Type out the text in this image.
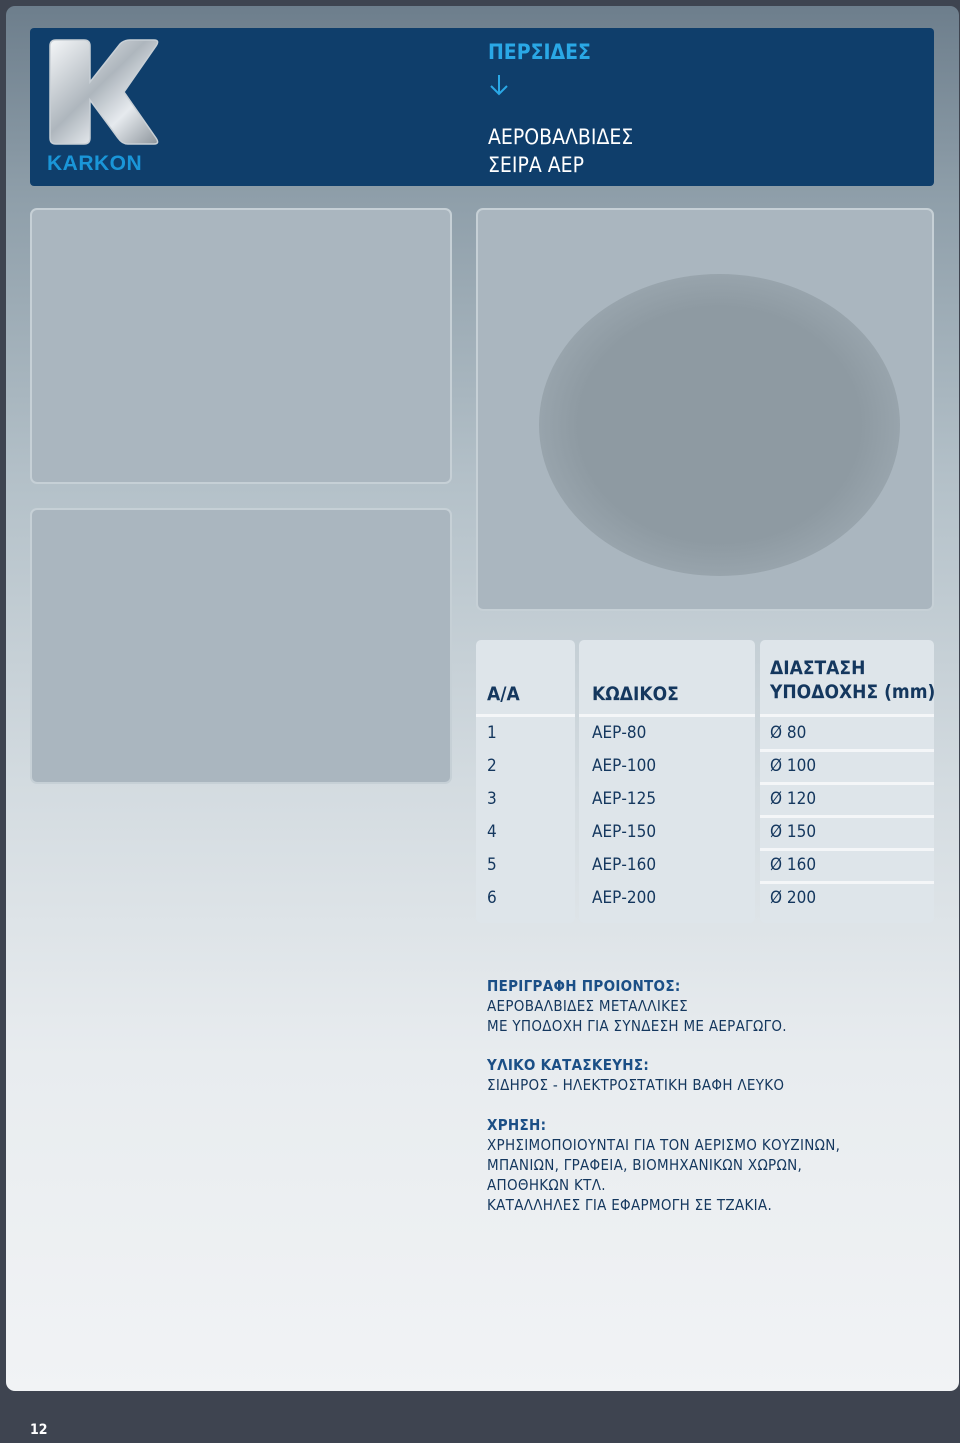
KARKON
ΠΕΡΣΙΔΕΣ
ΑΕΡΟΒΑΛΒΙΔΕΣ
ΣΕΙΡΑ ΑΕΡ
Α/Α	ΚΩΔΙΚΟΣ
ΔΙΑΣΤΑΣΗ
ΥΠΟΔΟΧΗΣ (mm)
1	ΑΕΡ-80	Ø 80
2	ΑΕΡ-100	Ø 100
3	ΑΕΡ-125	Ø 120
4	ΑΕΡ-150	Ø 150
5	ΑΕΡ-160	Ø 160
6	ΑΕΡ-200	Ø 200
ΠΕΡΙΓΡΑΦΗ ΠΡΟΙΟΝΤΟΣ:
ΑΕΡΟΒΑΛΒΙΔΕΣ ΜΕΤΑΛΛΙΚΕΣ
ΜΕ ΥΠΟΔΟΧΗ ΓΙΑ ΣΥΝΔΕΣΗ ΜΕ ΑΕΡΑΓΩΓΟ.
ΥΛΙΚΟ ΚΑΤΑΣΚΕΥΗΣ:
ΣΙΔΗΡΟΣ - ΗΛΕΚΤΡΟΣΤΑΤΙΚΗ ΒΑΦΗ ΛΕΥΚΟ
ΧΡΗΣΗ:
ΧΡΗΣΙΜΟΠΟΙΟΥΝΤΑΙ ΓΙΑ ΤΟΝ ΑΕΡΙΣΜΟ ΚΟΥΖΙΝΩΝ,
ΜΠΑΝΙΩΝ, ΓΡΑΦΕΙΑ, ΒΙΟΜΗΧΑΝΙΚΩΝ ΧΩΡΩΝ,
ΑΠΟΘΗΚΩΝ ΚΤΛ.
ΚΑΤΑΛΛΗΛΕΣ ΓΙΑ ΕΦΑΡΜΟΓΗ ΣΕ ΤΖΑΚΙΑ.
12
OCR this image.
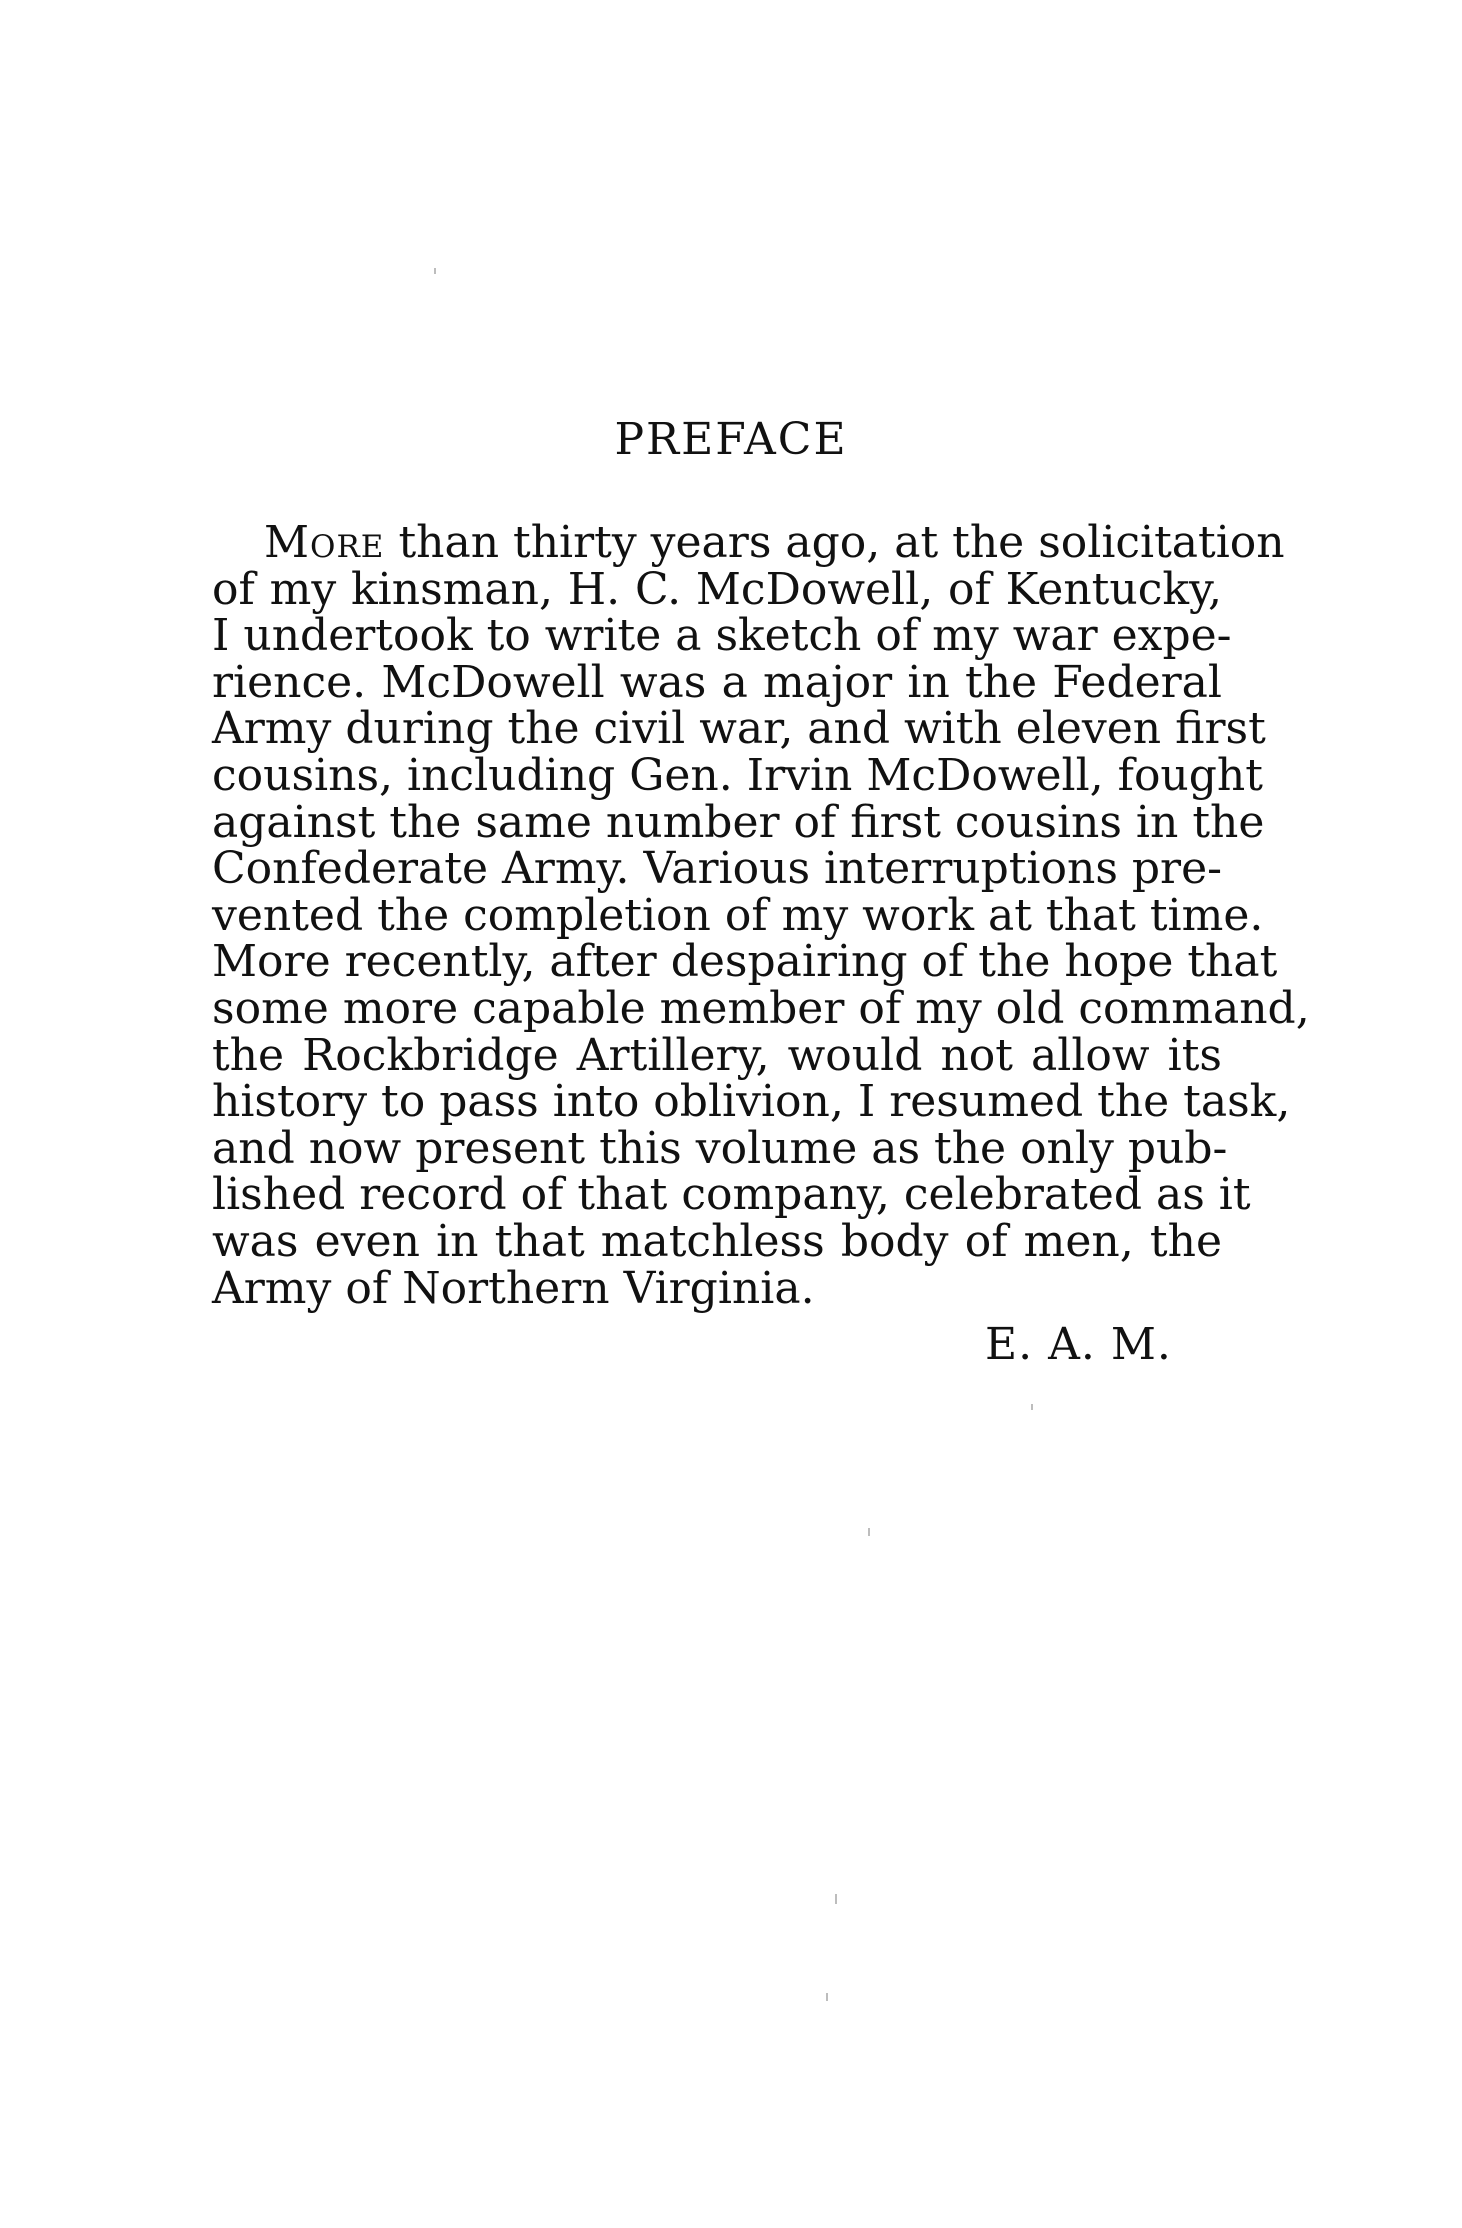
PREFACE
More than thirty years ago, at the solicitation
of my kinsman, H. C. McDowell, of Kentucky,
I undertook to write a sketch of my war expe-
rience. McDowell was a major in the Federal
Army during the civil war, and with eleven first
cousins, including Gen. Irvin McDowell, fought
against the same number of first cousins in the
Confederate Army. Various interruptions pre-
vented the completion of my work at that time.
More recently, after despairing of the hope that
some more capable member of my old command,
the Rockbridge Artillery, would not allow its
history to pass into oblivion, I resumed the task,
and now present this volume as the only pub-
lished record of that company, celebrated as it
was even in that matchless body of men, the
Army of Northern Virginia.
E. A. M.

------

Leaving the pictures out, set down exactly the lines from the one with "OCR this image." through the end of the records.

OCR this image.
PREFACE
More than thirty years ago, at the solicitation
of my kinsman, H. C. McDowell, of Kentucky,
I undertook to write a sketch of my war expe-
rience. McDowell was a major in the Federal
Army during the civil war, and with eleven first
cousins, including Gen. Irvin McDowell, fought
against the same number of first cousins in the
Confederate Army. Various interruptions pre-
vented the completion of my work at that time.
More recently, after despairing of the hope that
some more capable member of my old command,
the Rockbridge Artillery, would not allow its
history to pass into oblivion, I resumed the task,
and now present this volume as the only pub-
lished record of that company, celebrated as it
was even in that matchless body of men, the
Army of Northern Virginia.
E. A. M.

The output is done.